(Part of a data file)
══════

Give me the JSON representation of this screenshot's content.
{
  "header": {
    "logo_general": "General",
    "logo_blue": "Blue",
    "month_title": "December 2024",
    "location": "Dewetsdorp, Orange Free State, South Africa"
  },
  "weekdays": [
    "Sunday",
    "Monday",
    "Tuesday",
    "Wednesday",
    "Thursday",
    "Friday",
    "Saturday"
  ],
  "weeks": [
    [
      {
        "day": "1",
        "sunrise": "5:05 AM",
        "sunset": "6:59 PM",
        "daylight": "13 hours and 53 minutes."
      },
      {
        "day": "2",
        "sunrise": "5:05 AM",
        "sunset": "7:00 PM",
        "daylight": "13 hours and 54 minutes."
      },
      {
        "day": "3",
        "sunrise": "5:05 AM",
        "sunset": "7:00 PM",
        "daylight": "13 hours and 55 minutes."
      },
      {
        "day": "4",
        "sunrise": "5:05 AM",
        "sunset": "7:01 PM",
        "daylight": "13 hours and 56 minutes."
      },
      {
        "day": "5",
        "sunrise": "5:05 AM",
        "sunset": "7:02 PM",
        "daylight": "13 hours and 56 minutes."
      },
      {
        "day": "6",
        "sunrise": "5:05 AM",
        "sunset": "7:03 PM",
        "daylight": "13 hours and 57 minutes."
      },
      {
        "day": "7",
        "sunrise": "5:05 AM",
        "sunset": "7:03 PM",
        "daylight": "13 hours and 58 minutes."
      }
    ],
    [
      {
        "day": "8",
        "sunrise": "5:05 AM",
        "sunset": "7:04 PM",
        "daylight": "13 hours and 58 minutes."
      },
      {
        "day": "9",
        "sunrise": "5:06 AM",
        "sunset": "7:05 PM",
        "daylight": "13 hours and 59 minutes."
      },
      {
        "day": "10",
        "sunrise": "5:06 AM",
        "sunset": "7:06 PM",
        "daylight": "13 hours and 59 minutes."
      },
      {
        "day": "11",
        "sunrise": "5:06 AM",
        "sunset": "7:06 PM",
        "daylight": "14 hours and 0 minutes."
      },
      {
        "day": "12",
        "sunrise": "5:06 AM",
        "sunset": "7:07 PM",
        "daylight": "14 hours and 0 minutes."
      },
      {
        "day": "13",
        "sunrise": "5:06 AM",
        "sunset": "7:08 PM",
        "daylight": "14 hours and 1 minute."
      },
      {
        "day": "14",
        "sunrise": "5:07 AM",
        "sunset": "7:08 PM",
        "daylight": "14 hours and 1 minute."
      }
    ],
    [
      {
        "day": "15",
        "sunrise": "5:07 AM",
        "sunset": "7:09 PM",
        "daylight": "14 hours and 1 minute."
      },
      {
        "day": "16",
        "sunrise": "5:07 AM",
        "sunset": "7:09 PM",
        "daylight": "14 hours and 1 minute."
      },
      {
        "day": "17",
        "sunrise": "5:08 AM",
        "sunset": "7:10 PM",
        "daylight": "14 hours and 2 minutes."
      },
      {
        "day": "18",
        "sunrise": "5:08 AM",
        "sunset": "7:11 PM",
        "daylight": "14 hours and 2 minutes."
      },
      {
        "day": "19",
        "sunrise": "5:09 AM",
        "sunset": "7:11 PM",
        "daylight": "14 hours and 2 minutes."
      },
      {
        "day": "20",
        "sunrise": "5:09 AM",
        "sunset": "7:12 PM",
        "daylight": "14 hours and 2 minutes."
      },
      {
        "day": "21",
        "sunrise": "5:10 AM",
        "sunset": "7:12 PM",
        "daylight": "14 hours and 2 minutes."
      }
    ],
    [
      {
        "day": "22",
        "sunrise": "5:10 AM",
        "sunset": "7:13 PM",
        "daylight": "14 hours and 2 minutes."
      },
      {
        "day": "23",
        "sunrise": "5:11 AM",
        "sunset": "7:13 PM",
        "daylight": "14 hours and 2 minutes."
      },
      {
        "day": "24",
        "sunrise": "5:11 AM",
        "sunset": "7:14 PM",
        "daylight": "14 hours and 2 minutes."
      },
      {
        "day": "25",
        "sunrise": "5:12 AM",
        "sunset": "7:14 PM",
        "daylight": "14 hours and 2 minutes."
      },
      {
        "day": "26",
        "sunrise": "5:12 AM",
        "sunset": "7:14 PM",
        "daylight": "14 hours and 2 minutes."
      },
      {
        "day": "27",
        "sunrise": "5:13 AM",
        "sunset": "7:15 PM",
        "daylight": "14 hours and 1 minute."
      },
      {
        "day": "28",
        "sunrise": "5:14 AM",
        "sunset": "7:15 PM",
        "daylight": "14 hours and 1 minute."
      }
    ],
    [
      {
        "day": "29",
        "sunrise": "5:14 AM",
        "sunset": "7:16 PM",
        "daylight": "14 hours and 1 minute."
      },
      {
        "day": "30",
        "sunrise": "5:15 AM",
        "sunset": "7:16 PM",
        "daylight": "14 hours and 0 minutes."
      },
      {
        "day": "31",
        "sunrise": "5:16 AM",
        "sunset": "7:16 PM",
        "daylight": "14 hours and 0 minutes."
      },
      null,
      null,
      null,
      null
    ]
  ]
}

══════

AIM OF THE EXERCISE: Your task is to reproduce all of the records exactly.

THE RESULT:
Give me the JSON representation of this screenshot's content.
{
  "header": {
    "logo_general": "General",
    "logo_blue": "Blue",
    "month_title": "December 2024",
    "location": "Dewetsdorp, Orange Free State, South Africa"
  },
  "weekdays": [
    "Sunday",
    "Monday",
    "Tuesday",
    "Wednesday",
    "Thursday",
    "Friday",
    "Saturday"
  ],
  "weeks": [
    [
      {
        "day": "1",
        "sunrise": "5:05 AM",
        "sunset": "6:59 PM",
        "daylight": "13 hours and 53 minutes."
      },
      {
        "day": "2",
        "sunrise": "5:05 AM",
        "sunset": "7:00 PM",
        "daylight": "13 hours and 54 minutes."
      },
      {
        "day": "3",
        "sunrise": "5:05 AM",
        "sunset": "7:00 PM",
        "daylight": "13 hours and 55 minutes."
      },
      {
        "day": "4",
        "sunrise": "5:05 AM",
        "sunset": "7:01 PM",
        "daylight": "13 hours and 56 minutes."
      },
      {
        "day": "5",
        "sunrise": "5:05 AM",
        "sunset": "7:02 PM",
        "daylight": "13 hours and 56 minutes."
      },
      {
        "day": "6",
        "sunrise": "5:05 AM",
        "sunset": "7:03 PM",
        "daylight": "13 hours and 57 minutes."
      },
      {
        "day": "7",
        "sunrise": "5:05 AM",
        "sunset": "7:03 PM",
        "daylight": "13 hours and 58 minutes."
      }
    ],
    [
      {
        "day": "8",
        "sunrise": "5:05 AM",
        "sunset": "7:04 PM",
        "daylight": "13 hours and 58 minutes."
      },
      {
        "day": "9",
        "sunrise": "5:06 AM",
        "sunset": "7:05 PM",
        "daylight": "13 hours and 59 minutes."
      },
      {
        "day": "10",
        "sunrise": "5:06 AM",
        "sunset": "7:06 PM",
        "daylight": "13 hours and 59 minutes."
      },
      {
        "day": "11",
        "sunrise": "5:06 AM",
        "sunset": "7:06 PM",
        "daylight": "14 hours and 0 minutes."
      },
      {
        "day": "12",
        "sunrise": "5:06 AM",
        "sunset": "7:07 PM",
        "daylight": "14 hours and 0 minutes."
      },
      {
        "day": "13",
        "sunrise": "5:06 AM",
        "sunset": "7:08 PM",
        "daylight": "14 hours and 1 minute."
      },
      {
        "day": "14",
        "sunrise": "5:07 AM",
        "sunset": "7:08 PM",
        "daylight": "14 hours and 1 minute."
      }
    ],
    [
      {
        "day": "15",
        "sunrise": "5:07 AM",
        "sunset": "7:09 PM",
        "daylight": "14 hours and 1 minute."
      },
      {
        "day": "16",
        "sunrise": "5:07 AM",
        "sunset": "7:09 PM",
        "daylight": "14 hours and 1 minute."
      },
      {
        "day": "17",
        "sunrise": "5:08 AM",
        "sunset": "7:10 PM",
        "daylight": "14 hours and 2 minutes."
      },
      {
        "day": "18",
        "sunrise": "5:08 AM",
        "sunset": "7:11 PM",
        "daylight": "14 hours and 2 minutes."
      },
      {
        "day": "19",
        "sunrise": "5:09 AM",
        "sunset": "7:11 PM",
        "daylight": "14 hours and 2 minutes."
      },
      {
        "day": "20",
        "sunrise": "5:09 AM",
        "sunset": "7:12 PM",
        "daylight": "14 hours and 2 minutes."
      },
      {
        "day": "21",
        "sunrise": "5:10 AM",
        "sunset": "7:12 PM",
        "daylight": "14 hours and 2 minutes."
      }
    ],
    [
      {
        "day": "22",
        "sunrise": "5:10 AM",
        "sunset": "7:13 PM",
        "daylight": "14 hours and 2 minutes."
      },
      {
        "day": "23",
        "sunrise": "5:11 AM",
        "sunset": "7:13 PM",
        "daylight": "14 hours and 2 minutes."
      },
      {
        "day": "24",
        "sunrise": "5:11 AM",
        "sunset": "7:14 PM",
        "daylight": "14 hours and 2 minutes."
      },
      {
        "day": "25",
        "sunrise": "5:12 AM",
        "sunset": "7:14 PM",
        "daylight": "14 hours and 2 minutes."
      },
      {
        "day": "26",
        "sunrise": "5:12 AM",
        "sunset": "7:14 PM",
        "daylight": "14 hours and 2 minutes."
      },
      {
        "day": "27",
        "sunrise": "5:13 AM",
        "sunset": "7:15 PM",
        "daylight": "14 hours and 1 minute."
      },
      {
        "day": "28",
        "sunrise": "5:14 AM",
        "sunset": "7:15 PM",
        "daylight": "14 hours and 1 minute."
      }
    ],
    [
      {
        "day": "29",
        "sunrise": "5:14 AM",
        "sunset": "7:16 PM",
        "daylight": "14 hours and 1 minute."
      },
      {
        "day": "30",
        "sunrise": "5:15 AM",
        "sunset": "7:16 PM",
        "daylight": "14 hours and 0 minutes."
      },
      {
        "day": "31",
        "sunrise": "5:16 AM",
        "sunset": "7:16 PM",
        "daylight": "14 hours and 0 minutes."
      },
      null,
      null,
      null,
      null
    ]
  ]
}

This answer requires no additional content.